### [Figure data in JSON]
....................

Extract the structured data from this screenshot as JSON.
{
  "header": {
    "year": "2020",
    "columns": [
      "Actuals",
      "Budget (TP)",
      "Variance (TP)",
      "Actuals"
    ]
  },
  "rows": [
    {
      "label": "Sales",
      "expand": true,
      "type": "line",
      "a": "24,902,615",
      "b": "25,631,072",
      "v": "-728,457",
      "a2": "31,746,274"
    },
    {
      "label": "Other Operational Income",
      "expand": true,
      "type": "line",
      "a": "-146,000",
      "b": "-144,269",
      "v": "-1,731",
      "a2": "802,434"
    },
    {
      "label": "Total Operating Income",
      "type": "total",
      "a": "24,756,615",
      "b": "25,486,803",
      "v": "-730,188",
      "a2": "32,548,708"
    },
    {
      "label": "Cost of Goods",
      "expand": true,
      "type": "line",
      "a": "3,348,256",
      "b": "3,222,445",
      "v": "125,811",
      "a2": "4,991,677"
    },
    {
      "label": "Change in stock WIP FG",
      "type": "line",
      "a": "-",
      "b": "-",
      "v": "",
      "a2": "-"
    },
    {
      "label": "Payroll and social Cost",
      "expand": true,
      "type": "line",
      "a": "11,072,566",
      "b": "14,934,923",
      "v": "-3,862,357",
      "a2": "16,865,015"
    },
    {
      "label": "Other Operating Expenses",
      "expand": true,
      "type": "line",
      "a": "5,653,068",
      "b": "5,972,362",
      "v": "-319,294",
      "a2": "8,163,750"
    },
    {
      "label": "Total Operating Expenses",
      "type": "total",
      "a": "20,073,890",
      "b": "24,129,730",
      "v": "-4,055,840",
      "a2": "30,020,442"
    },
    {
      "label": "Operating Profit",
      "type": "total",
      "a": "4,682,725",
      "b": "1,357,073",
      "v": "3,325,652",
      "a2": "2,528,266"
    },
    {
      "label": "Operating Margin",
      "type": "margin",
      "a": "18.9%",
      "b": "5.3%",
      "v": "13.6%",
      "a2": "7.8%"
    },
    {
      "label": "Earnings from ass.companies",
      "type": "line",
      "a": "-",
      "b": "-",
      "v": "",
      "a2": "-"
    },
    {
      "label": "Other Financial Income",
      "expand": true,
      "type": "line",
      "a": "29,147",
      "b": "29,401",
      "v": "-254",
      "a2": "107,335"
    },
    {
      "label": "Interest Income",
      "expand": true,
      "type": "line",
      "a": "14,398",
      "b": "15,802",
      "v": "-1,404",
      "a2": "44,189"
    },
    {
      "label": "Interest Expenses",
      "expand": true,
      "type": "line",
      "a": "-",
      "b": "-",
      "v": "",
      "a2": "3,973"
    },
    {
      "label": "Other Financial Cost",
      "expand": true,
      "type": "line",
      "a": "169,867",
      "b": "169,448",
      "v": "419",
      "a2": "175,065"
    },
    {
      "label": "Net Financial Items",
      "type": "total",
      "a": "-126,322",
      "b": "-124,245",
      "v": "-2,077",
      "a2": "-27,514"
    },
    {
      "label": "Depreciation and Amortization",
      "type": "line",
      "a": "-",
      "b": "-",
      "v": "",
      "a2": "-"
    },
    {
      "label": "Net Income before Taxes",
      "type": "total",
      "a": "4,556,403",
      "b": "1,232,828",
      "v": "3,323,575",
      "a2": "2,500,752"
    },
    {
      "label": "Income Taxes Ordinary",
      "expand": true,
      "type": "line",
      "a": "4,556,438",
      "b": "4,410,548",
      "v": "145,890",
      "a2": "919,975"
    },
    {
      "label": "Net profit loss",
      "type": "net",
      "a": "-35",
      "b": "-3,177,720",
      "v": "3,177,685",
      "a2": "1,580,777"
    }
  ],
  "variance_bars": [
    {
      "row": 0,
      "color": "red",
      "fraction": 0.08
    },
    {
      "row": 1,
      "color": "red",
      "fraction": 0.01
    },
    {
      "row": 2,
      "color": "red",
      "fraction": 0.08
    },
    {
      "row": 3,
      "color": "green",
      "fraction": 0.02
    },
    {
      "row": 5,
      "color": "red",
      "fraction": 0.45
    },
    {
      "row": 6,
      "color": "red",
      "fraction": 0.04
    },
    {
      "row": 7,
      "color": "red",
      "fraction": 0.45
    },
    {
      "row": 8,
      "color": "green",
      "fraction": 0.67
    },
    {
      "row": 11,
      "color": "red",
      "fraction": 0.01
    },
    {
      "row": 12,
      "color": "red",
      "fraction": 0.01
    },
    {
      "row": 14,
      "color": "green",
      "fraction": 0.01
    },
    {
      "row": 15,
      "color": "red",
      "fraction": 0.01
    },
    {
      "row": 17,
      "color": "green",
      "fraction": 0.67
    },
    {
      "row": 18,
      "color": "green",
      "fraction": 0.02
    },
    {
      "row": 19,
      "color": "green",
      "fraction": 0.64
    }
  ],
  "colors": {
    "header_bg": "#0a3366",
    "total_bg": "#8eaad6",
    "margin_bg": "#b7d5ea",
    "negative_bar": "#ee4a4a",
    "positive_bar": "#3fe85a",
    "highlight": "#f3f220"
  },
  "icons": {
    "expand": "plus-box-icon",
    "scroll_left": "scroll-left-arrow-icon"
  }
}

....................

### [TASK DESCRIPTION]
Every line above needs to be retyped exactly.

### [RESPONSE TO THE TASK]
Extract the structured data from this screenshot as JSON.
{
  "header": {
    "year": "2020",
    "columns": [
      "Actuals",
      "Budget (TP)",
      "Variance (TP)",
      "Actuals"
    ]
  },
  "rows": [
    {
      "label": "Sales",
      "expand": true,
      "type": "line",
      "a": "24,902,615",
      "b": "25,631,072",
      "v": "-728,457",
      "a2": "31,746,274"
    },
    {
      "label": "Other Operational Income",
      "expand": true,
      "type": "line",
      "a": "-146,000",
      "b": "-144,269",
      "v": "-1,731",
      "a2": "802,434"
    },
    {
      "label": "Total Operating Income",
      "type": "total",
      "a": "24,756,615",
      "b": "25,486,803",
      "v": "-730,188",
      "a2": "32,548,708"
    },
    {
      "label": "Cost of Goods",
      "expand": true,
      "type": "line",
      "a": "3,348,256",
      "b": "3,222,445",
      "v": "125,811",
      "a2": "4,991,677"
    },
    {
      "label": "Change in stock WIP FG",
      "type": "line",
      "a": "-",
      "b": "-",
      "v": "",
      "a2": "-"
    },
    {
      "label": "Payroll and social Cost",
      "expand": true,
      "type": "line",
      "a": "11,072,566",
      "b": "14,934,923",
      "v": "-3,862,357",
      "a2": "16,865,015"
    },
    {
      "label": "Other Operating Expenses",
      "expand": true,
      "type": "line",
      "a": "5,653,068",
      "b": "5,972,362",
      "v": "-319,294",
      "a2": "8,163,750"
    },
    {
      "label": "Total Operating Expenses",
      "type": "total",
      "a": "20,073,890",
      "b": "24,129,730",
      "v": "-4,055,840",
      "a2": "30,020,442"
    },
    {
      "label": "Operating Profit",
      "type": "total",
      "a": "4,682,725",
      "b": "1,357,073",
      "v": "3,325,652",
      "a2": "2,528,266"
    },
    {
      "label": "Operating Margin",
      "type": "margin",
      "a": "18.9%",
      "b": "5.3%",
      "v": "13.6%",
      "a2": "7.8%"
    },
    {
      "label": "Earnings from ass.companies",
      "type": "line",
      "a": "-",
      "b": "-",
      "v": "",
      "a2": "-"
    },
    {
      "label": "Other Financial Income",
      "expand": true,
      "type": "line",
      "a": "29,147",
      "b": "29,401",
      "v": "-254",
      "a2": "107,335"
    },
    {
      "label": "Interest Income",
      "expand": true,
      "type": "line",
      "a": "14,398",
      "b": "15,802",
      "v": "-1,404",
      "a2": "44,189"
    },
    {
      "label": "Interest Expenses",
      "expand": true,
      "type": "line",
      "a": "-",
      "b": "-",
      "v": "",
      "a2": "3,973"
    },
    {
      "label": "Other Financial Cost",
      "expand": true,
      "type": "line",
      "a": "169,867",
      "b": "169,448",
      "v": "419",
      "a2": "175,065"
    },
    {
      "label": "Net Financial Items",
      "type": "total",
      "a": "-126,322",
      "b": "-124,245",
      "v": "-2,077",
      "a2": "-27,514"
    },
    {
      "label": "Depreciation and Amortization",
      "type": "line",
      "a": "-",
      "b": "-",
      "v": "",
      "a2": "-"
    },
    {
      "label": "Net Income before Taxes",
      "type": "total",
      "a": "4,556,403",
      "b": "1,232,828",
      "v": "3,323,575",
      "a2": "2,500,752"
    },
    {
      "label": "Income Taxes Ordinary",
      "expand": true,
      "type": "line",
      "a": "4,556,438",
      "b": "4,410,548",
      "v": "145,890",
      "a2": "919,975"
    },
    {
      "label": "Net profit loss",
      "type": "net",
      "a": "-35",
      "b": "-3,177,720",
      "v": "3,177,685",
      "a2": "1,580,777"
    }
  ],
  "variance_bars": [
    {
      "row": 0,
      "color": "red",
      "fraction": 0.08
    },
    {
      "row": 1,
      "color": "red",
      "fraction": 0.01
    },
    {
      "row": 2,
      "color": "red",
      "fraction": 0.08
    },
    {
      "row": 3,
      "color": "green",
      "fraction": 0.02
    },
    {
      "row": 5,
      "color": "red",
      "fraction": 0.45
    },
    {
      "row": 6,
      "color": "red",
      "fraction": 0.04
    },
    {
      "row": 7,
      "color": "red",
      "fraction": 0.45
    },
    {
      "row": 8,
      "color": "green",
      "fraction": 0.67
    },
    {
      "row": 11,
      "color": "red",
      "fraction": 0.01
    },
    {
      "row": 12,
      "color": "red",
      "fraction": 0.01
    },
    {
      "row": 14,
      "color": "green",
      "fraction": 0.01
    },
    {
      "row": 15,
      "color": "red",
      "fraction": 0.01
    },
    {
      "row": 17,
      "color": "green",
      "fraction": 0.67
    },
    {
      "row": 18,
      "color": "green",
      "fraction": 0.02
    },
    {
      "row": 19,
      "color": "green",
      "fraction": 0.64
    }
  ],
  "colors": {
    "header_bg": "#0a3366",
    "total_bg": "#8eaad6",
    "margin_bg": "#b7d5ea",
    "negative_bar": "#ee4a4a",
    "positive_bar": "#3fe85a",
    "highlight": "#f3f220"
  },
  "icons": {
    "expand": "plus-box-icon",
    "scroll_left": "scroll-left-arrow-icon"
  }
}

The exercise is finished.